Text for analysis:
=======

Jérôme Charron wrote:
I think, this is an issue for all detection mechanisms...
For the content-type it is the same problem: What is the right value, the
one provided by the protocol layer, or the one provided by the extension
mapping, or the one provided by the detection (mime-magic)?
I think, we need to change the actual process, to use auto-detection
mechanisms (this is true at least for code that use the language-identifier
and the code that use the mime-type identifier). Instead of doing someting
like:
1. Get info from protocol
2. If no info from protocol, get info from parsing
3. If no info from parsing, get info from auto-detection
We need to do something like:
1. Get info from protocol
2. Get info from parsing
3. Get degree of confidences from auto-detection, and checks:
3.1 Extracted value from protocol has a high degree of confidence. Take the
protocol value
3.2 Extracted value from parsing has a high degree of confidence. Take the
parsing value
3.3 None has a high degree of confidence, but the auto-detection returns
another value with a high degree of confidence. Take the auto-detection
value.
3.4 Take a default value
Yes, I agree.
* modify the identify() method to return a pair of lang code + relative
score (normalized to 0..1)
What do you think about returning a sorted array of lang/score pair?

=======

Entries shown:
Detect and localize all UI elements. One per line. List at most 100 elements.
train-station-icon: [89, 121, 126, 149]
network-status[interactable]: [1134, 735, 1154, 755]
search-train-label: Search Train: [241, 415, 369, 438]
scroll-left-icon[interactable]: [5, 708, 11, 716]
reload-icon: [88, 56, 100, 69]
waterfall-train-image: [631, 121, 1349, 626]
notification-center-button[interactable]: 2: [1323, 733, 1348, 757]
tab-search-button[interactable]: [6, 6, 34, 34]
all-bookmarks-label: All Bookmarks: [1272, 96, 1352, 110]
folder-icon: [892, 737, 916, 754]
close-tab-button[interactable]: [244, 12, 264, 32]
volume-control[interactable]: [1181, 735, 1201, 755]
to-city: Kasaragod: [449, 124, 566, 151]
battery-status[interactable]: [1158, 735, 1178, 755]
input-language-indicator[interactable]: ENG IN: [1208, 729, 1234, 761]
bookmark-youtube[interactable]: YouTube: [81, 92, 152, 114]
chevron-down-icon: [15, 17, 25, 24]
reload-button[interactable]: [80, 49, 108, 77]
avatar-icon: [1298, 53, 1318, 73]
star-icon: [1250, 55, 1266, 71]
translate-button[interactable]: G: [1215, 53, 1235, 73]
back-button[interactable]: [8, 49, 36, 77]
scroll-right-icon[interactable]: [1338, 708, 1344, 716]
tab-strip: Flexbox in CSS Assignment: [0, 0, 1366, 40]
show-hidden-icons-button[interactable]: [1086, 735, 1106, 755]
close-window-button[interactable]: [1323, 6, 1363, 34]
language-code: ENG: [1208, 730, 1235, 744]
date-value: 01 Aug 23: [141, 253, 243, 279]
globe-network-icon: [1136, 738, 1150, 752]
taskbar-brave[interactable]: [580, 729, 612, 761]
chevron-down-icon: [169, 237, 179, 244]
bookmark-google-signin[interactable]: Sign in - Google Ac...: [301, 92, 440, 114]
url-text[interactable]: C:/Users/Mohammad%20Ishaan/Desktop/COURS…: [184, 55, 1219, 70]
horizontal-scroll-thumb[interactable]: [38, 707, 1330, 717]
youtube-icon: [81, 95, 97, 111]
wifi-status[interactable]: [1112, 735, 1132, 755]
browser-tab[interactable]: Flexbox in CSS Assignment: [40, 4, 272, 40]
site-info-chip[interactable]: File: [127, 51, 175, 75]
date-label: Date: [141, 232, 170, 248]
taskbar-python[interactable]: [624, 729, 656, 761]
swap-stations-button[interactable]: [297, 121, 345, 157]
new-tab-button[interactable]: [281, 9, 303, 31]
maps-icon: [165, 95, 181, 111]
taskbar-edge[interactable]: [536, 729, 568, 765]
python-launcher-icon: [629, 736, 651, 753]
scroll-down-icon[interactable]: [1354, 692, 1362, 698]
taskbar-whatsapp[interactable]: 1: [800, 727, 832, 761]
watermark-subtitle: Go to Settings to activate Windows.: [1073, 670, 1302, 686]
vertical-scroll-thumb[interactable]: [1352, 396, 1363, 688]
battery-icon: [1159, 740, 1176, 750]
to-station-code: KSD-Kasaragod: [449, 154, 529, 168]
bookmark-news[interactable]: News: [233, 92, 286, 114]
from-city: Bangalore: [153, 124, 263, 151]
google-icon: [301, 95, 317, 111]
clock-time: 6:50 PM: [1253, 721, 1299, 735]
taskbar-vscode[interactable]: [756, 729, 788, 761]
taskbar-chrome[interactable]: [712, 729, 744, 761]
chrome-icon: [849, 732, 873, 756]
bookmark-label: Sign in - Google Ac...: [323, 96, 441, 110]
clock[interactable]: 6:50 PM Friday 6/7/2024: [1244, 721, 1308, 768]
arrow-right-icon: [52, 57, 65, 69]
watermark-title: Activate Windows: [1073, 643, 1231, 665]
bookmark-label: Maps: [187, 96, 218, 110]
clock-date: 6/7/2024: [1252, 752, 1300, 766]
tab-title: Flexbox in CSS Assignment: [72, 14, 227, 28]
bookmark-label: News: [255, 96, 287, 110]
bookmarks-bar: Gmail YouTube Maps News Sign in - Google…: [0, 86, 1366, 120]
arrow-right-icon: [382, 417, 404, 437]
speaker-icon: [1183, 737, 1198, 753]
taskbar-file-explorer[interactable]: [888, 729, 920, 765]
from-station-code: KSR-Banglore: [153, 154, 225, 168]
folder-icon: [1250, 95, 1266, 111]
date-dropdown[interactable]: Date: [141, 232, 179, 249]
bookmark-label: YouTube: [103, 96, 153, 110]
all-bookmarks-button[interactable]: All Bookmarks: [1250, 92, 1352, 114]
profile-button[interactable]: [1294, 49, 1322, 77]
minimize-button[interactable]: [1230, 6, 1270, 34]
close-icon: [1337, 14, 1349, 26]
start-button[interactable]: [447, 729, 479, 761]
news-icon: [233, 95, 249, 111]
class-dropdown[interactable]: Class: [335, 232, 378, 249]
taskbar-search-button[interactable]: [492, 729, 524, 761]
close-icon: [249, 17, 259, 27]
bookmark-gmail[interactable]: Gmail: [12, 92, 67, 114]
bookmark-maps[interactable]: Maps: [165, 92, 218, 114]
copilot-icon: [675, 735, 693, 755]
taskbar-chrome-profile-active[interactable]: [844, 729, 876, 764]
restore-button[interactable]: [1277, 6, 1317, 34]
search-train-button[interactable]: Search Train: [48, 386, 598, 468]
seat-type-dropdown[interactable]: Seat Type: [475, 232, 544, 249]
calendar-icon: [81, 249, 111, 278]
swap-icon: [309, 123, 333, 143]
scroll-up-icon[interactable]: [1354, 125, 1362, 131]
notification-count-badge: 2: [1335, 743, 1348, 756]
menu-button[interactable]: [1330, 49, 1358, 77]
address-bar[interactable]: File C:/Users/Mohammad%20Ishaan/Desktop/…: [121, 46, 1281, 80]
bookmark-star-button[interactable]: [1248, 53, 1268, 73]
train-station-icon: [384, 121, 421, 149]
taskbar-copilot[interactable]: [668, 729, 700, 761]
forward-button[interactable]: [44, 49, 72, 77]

=======

Exercise 1:
Answer these questions using the message about detection mechanisms:
(a) Which three possible sources of the content-type value does it name?
(b) What does step 3.4 of the proposed process say to do?
(c) To what range should the relative score returned by identify() be normalized?
Exercise 2:
Print everything in the message about detection mechanisms from "3.4 Take a default" down to "of lang/score pair?", without changes.

Worked solution 1:
(a) The protocol layer, the extension mapping, and the detection (mime-magic).
(b) Take a default value.
(c) 0..1.

Worked solution 2:
3.4 Take a default value
Yes, I agree.
* modify the identify() method to return a pair of lang code + relative
score (normalized to 0..1)
What do you think about returning a sorted array of lang/score pair?